* BEGIN GIVEN DATA *

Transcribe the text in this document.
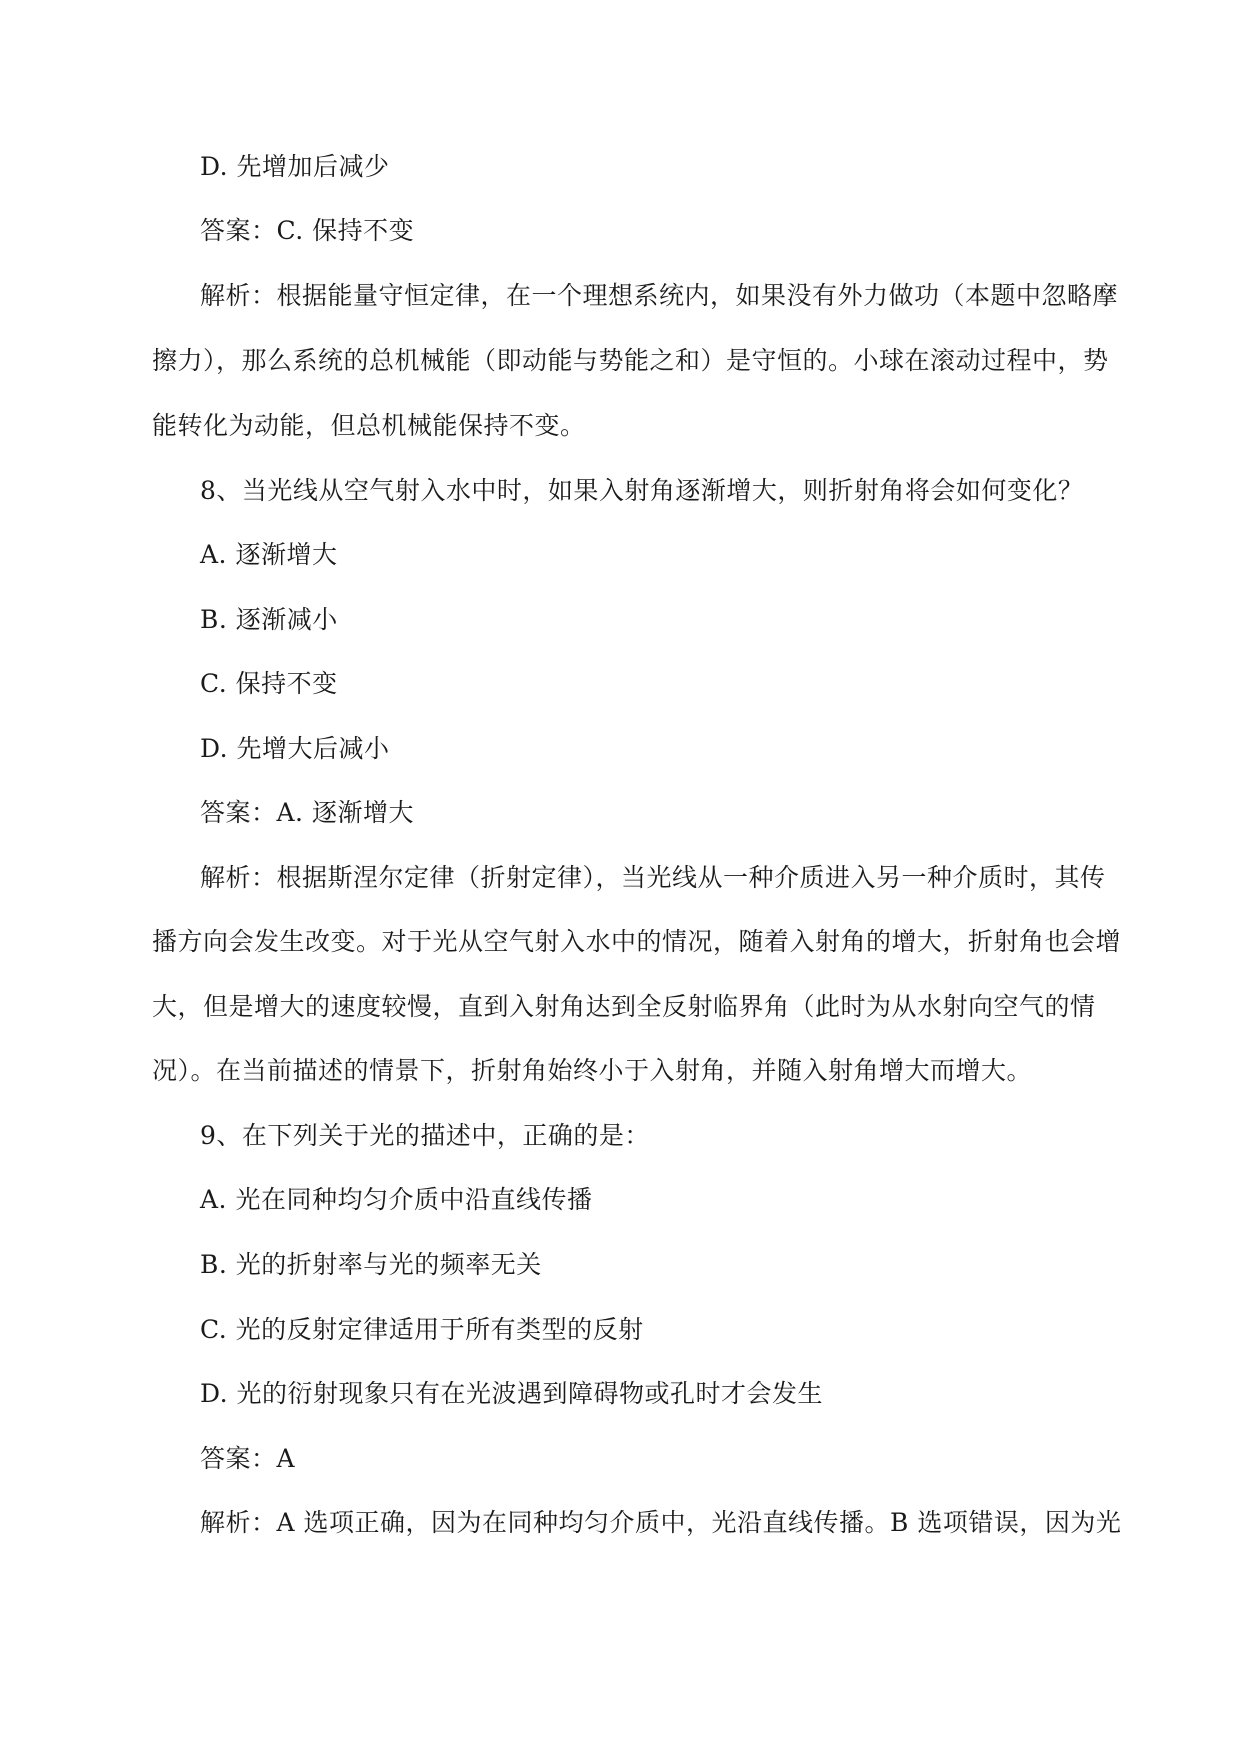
D. 先增加后减少
答案：C. 保持不变
解析：根据能量守恒定律，在一个理想系统内，如果没有外力做功（本题中忽略摩
擦力），那么系统的总机械能（即动能与势能之和）是守恒的。小球在滚动过程中，势
能转化为动能，但总机械能保持不变。
8、当光线从空气射入水中时，如果入射角逐渐增大，则折射角将会如何变化？
A. 逐渐增大
B. 逐渐减小
C. 保持不变
D. 先增大后减小
答案：A. 逐渐增大
解析：根据斯涅尔定律（折射定律），当光线从一种介质进入另一种介质时，其传
播方向会发生改变。对于光从空气射入水中的情况，随着入射角的增大，折射角也会增
大，但是增大的速度较慢，直到入射角达到全反射临界角（此时为从水射向空气的情
况）。在当前描述的情景下，折射角始终小于入射角，并随入射角增大而增大。
9、在下列关于光的描述中，正确的是：
A. 光在同种均匀介质中沿直线传播
B. 光的折射率与光的频率无关
C. 光的反射定律适用于所有类型的反射
D. 光的衍射现象只有在光波遇到障碍物或孔时才会发生
答案：A
解析：A 选项正确，因为在同种均匀介质中，光沿直线传播。B 选项错误，因为光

* END GIVEN DATA *

WHAT THE EXERCISE ASKS — Repeat the records above verbatim, with no pictures in the result.

THE SOLUTION —
Transcribe the text in this document.
D. 先增加后减少
答案：C. 保持不变
解析：根据能量守恒定律，在一个理想系统内，如果没有外力做功（本题中忽略摩
擦力），那么系统的总机械能（即动能与势能之和）是守恒的。小球在滚动过程中，势
能转化为动能，但总机械能保持不变。
8、当光线从空气射入水中时，如果入射角逐渐增大，则折射角将会如何变化？
A. 逐渐增大
B. 逐渐减小
C. 保持不变
D. 先增大后减小
答案：A. 逐渐增大
解析：根据斯涅尔定律（折射定律），当光线从一种介质进入另一种介质时，其传
播方向会发生改变。对于光从空气射入水中的情况，随着入射角的增大，折射角也会增
大，但是增大的速度较慢，直到入射角达到全反射临界角（此时为从水射向空气的情
况）。在当前描述的情景下，折射角始终小于入射角，并随入射角增大而增大。
9、在下列关于光的描述中，正确的是：
A. 光在同种均匀介质中沿直线传播
B. 光的折射率与光的频率无关
C. 光的反射定律适用于所有类型的反射
D. 光的衍射现象只有在光波遇到障碍物或孔时才会发生
答案：A
解析：A 选项正确，因为在同种均匀介质中，光沿直线传播。B 选项错误，因为光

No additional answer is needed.